_PROBLEM_
Where a line contains the word "JSON", copy that line.

(Items from a dataset)

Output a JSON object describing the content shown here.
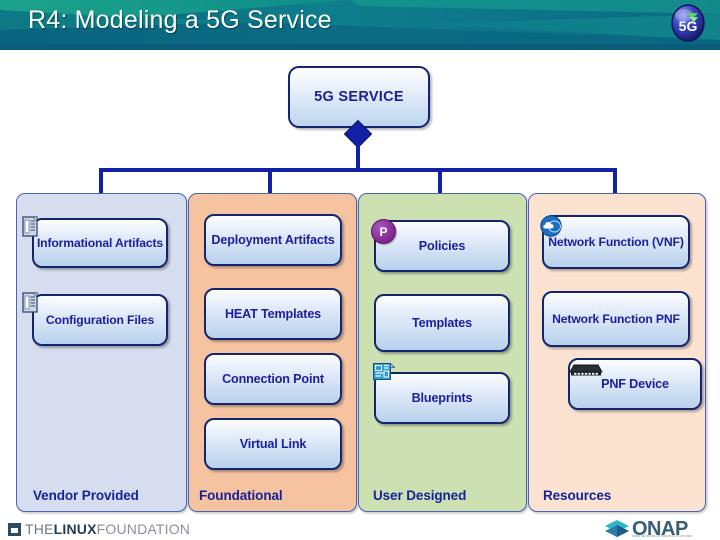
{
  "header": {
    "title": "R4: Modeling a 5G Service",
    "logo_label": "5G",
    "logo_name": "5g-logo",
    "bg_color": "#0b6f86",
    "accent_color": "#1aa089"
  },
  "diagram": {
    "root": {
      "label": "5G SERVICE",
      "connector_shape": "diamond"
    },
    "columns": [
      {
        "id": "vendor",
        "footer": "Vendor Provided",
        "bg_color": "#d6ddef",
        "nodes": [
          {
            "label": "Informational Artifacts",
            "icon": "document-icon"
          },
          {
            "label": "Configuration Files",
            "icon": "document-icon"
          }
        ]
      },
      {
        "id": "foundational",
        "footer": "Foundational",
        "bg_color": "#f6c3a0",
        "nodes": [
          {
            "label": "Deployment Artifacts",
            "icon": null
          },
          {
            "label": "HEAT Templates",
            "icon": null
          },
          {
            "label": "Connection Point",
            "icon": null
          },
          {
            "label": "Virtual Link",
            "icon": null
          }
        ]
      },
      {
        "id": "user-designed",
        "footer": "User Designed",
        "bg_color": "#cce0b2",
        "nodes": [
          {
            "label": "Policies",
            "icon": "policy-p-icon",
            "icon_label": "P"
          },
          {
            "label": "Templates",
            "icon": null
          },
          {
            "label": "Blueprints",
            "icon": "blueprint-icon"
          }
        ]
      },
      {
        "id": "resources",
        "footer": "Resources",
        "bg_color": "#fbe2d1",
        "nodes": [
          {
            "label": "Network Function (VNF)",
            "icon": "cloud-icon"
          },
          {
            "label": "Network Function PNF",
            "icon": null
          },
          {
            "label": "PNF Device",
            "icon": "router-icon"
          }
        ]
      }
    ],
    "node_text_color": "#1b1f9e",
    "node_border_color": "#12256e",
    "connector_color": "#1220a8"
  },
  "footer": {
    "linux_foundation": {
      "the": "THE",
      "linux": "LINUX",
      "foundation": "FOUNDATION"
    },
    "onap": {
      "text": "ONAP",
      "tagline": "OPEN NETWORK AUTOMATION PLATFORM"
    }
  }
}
...
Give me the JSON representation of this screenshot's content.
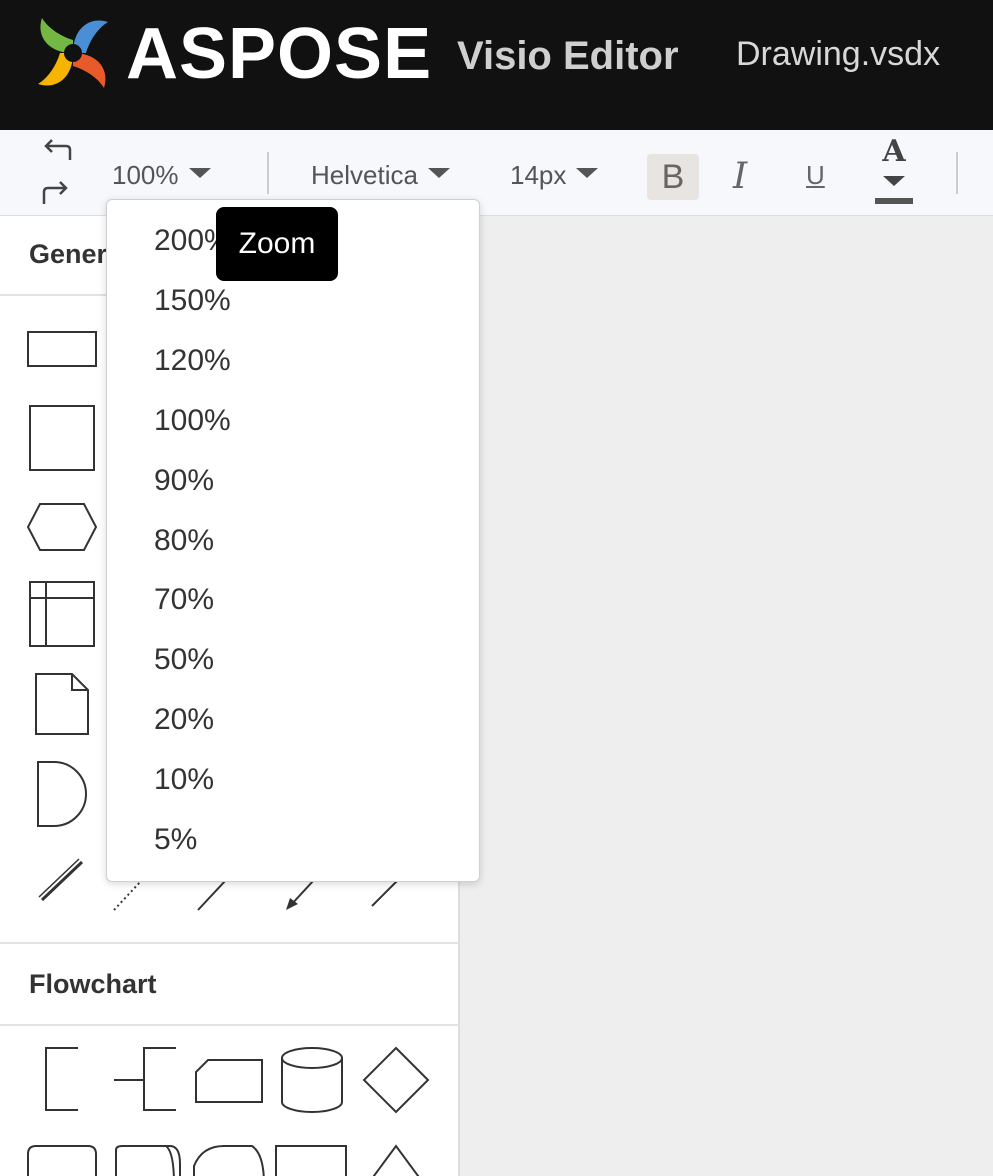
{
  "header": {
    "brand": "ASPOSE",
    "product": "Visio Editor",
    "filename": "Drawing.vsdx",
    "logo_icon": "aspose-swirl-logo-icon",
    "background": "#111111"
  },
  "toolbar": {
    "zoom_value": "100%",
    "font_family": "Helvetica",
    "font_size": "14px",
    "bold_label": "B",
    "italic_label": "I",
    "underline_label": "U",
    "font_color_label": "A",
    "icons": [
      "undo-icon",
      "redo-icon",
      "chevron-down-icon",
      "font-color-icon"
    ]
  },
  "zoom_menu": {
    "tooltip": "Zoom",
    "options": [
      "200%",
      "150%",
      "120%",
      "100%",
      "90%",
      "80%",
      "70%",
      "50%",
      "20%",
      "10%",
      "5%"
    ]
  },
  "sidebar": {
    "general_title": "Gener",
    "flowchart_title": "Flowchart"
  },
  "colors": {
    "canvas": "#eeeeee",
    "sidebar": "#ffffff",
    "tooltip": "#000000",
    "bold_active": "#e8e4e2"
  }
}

_WRITTEN RESPONSE_
Output a JSON object describing the content shown here.
Give me the JSON representation of this screenshot's content.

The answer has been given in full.